**Objective**
Tell how many lines have the string "data" in them, and write nothing besides the number.

**Given records**
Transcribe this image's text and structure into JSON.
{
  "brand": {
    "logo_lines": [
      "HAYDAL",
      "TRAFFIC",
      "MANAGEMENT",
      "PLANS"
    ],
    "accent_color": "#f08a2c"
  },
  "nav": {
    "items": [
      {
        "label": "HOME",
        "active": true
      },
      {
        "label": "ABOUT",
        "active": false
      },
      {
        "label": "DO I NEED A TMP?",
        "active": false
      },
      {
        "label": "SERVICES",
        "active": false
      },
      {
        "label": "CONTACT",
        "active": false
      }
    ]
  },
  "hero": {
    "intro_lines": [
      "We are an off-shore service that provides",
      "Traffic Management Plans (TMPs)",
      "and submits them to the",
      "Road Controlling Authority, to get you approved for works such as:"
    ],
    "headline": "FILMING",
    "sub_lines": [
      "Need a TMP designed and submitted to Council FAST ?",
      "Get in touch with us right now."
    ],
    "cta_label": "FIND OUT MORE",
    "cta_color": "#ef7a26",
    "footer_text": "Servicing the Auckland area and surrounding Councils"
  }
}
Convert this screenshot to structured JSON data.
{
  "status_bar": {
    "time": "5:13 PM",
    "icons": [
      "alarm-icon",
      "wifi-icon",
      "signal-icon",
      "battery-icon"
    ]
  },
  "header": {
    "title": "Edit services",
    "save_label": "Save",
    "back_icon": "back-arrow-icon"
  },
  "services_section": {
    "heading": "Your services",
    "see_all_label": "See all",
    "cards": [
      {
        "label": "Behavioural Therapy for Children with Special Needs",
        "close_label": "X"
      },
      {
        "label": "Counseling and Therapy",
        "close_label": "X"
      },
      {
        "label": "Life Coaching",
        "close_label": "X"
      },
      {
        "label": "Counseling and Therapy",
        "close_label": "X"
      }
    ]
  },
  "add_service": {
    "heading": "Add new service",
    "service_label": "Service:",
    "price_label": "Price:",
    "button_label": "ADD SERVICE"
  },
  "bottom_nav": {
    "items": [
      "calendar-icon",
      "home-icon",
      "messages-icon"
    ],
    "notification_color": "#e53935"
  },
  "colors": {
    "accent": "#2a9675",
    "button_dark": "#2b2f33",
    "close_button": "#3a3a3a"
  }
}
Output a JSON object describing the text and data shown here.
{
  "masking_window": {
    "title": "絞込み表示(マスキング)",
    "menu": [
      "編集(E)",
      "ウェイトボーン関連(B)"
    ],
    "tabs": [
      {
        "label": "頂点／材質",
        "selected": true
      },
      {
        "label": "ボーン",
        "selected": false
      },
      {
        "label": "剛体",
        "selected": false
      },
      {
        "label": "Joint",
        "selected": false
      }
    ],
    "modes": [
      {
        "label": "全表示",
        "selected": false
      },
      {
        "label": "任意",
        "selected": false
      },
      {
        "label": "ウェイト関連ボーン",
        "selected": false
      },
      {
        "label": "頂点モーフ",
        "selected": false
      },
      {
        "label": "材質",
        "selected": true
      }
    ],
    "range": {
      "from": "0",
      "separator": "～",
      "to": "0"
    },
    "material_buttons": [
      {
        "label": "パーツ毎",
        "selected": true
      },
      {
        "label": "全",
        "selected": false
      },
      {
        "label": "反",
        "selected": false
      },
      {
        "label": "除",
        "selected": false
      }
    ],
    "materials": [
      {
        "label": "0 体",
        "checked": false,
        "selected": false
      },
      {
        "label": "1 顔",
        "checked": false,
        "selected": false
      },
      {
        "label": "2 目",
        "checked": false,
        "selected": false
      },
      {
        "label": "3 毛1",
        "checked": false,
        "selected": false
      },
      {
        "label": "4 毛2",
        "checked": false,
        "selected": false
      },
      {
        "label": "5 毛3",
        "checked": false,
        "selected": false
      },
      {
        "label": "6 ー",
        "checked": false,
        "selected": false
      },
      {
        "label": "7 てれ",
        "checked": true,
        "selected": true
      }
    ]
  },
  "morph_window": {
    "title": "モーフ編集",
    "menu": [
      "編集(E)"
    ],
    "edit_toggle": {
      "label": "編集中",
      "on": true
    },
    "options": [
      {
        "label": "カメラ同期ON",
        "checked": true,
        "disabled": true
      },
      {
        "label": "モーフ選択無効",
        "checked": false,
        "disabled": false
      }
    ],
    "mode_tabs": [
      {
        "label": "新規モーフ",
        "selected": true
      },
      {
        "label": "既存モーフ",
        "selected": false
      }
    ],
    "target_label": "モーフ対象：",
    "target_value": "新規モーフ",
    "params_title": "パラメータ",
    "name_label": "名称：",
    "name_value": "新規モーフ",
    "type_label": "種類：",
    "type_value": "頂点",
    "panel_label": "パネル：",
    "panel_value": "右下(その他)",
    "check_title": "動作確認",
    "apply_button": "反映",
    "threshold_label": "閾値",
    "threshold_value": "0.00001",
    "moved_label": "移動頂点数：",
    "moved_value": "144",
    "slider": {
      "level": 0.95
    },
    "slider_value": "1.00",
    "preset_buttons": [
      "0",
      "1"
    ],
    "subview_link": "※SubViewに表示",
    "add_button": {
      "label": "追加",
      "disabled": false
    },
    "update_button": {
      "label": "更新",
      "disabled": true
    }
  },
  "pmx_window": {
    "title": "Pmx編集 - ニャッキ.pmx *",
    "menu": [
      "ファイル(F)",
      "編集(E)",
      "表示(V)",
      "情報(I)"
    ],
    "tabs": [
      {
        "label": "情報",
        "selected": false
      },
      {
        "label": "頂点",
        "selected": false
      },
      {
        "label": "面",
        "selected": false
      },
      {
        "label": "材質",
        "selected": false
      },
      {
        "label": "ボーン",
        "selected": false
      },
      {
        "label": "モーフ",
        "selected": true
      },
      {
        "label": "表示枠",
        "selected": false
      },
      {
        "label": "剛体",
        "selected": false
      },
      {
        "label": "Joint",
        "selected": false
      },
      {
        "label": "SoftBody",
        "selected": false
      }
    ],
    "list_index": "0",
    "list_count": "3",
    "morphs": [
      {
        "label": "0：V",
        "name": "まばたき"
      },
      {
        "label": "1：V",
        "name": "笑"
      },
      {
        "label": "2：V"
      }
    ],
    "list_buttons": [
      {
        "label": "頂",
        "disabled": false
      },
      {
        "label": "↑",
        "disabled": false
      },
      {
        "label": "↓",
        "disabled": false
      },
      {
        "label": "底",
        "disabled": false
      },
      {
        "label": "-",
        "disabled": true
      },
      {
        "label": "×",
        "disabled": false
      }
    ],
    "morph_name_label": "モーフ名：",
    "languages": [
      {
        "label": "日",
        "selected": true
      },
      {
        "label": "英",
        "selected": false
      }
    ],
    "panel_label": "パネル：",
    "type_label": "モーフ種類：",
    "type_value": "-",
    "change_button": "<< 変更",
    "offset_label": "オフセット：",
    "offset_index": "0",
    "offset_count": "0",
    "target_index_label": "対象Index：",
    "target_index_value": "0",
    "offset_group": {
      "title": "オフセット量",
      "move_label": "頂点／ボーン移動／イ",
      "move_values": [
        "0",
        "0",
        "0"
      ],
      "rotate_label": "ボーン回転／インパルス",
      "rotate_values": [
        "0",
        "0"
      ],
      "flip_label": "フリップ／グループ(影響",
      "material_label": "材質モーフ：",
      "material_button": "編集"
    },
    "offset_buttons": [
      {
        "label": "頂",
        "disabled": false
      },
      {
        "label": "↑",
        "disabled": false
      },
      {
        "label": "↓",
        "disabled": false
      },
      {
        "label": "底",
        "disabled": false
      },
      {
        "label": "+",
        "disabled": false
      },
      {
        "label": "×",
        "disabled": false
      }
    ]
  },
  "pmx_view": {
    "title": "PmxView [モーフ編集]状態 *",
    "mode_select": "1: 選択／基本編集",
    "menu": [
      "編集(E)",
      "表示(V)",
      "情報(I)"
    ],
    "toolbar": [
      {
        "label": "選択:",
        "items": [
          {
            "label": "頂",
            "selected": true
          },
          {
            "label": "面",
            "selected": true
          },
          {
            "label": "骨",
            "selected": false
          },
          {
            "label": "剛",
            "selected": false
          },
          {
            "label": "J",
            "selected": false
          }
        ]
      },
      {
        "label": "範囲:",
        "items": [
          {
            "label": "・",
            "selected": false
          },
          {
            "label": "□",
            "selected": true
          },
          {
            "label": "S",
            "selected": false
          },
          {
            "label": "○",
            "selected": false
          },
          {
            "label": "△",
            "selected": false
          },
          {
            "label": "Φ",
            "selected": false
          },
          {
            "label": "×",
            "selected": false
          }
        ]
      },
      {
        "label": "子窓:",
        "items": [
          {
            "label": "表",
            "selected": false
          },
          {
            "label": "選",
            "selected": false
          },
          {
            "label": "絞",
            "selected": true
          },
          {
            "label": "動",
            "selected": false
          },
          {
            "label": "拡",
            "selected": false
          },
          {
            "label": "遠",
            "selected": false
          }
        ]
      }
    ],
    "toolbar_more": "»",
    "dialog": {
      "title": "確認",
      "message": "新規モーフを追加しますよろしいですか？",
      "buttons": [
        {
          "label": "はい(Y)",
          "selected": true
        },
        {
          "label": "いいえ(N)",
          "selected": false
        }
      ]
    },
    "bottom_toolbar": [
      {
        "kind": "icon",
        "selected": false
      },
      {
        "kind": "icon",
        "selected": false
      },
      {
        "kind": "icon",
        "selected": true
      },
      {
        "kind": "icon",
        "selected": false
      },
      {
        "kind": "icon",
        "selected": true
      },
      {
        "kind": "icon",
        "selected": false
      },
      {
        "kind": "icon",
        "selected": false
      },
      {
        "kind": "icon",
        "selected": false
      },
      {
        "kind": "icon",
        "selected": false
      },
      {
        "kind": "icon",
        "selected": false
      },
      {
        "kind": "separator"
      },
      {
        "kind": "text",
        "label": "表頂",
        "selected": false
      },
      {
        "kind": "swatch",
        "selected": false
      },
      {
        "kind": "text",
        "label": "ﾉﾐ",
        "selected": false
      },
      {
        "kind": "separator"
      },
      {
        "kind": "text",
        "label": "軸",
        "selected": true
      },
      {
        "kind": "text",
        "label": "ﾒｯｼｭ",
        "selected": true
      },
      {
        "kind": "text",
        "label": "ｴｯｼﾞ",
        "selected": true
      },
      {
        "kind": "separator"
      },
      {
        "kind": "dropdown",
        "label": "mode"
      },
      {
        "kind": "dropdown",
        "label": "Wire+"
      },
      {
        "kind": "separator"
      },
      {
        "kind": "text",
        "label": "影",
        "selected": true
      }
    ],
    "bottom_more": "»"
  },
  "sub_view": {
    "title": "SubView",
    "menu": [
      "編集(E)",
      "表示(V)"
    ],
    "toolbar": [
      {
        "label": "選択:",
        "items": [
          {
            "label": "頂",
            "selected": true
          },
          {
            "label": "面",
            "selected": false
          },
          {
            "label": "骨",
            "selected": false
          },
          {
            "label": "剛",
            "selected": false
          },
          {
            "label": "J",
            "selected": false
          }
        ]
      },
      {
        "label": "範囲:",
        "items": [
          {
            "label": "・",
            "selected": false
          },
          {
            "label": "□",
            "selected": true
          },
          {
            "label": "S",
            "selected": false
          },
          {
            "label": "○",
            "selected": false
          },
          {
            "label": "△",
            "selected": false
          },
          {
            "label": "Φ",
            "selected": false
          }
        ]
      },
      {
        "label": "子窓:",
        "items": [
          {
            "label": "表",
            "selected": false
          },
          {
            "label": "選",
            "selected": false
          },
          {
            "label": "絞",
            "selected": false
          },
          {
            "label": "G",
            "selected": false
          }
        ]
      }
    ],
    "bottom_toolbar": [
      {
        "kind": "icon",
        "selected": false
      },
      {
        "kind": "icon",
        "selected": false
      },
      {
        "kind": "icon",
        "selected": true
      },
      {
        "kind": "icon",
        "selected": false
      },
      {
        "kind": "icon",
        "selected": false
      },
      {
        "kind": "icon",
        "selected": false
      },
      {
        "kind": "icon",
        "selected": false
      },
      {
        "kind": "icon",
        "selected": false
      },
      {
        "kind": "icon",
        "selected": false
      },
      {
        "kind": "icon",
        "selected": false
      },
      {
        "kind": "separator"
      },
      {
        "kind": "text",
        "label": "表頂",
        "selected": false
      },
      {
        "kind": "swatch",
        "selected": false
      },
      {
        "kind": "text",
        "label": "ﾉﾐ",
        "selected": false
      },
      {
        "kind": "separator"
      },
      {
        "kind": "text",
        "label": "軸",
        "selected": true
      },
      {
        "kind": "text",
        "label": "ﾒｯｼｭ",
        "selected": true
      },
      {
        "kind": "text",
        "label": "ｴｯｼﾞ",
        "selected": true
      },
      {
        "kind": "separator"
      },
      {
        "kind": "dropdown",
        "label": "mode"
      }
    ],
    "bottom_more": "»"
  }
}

**Solution for this task**
2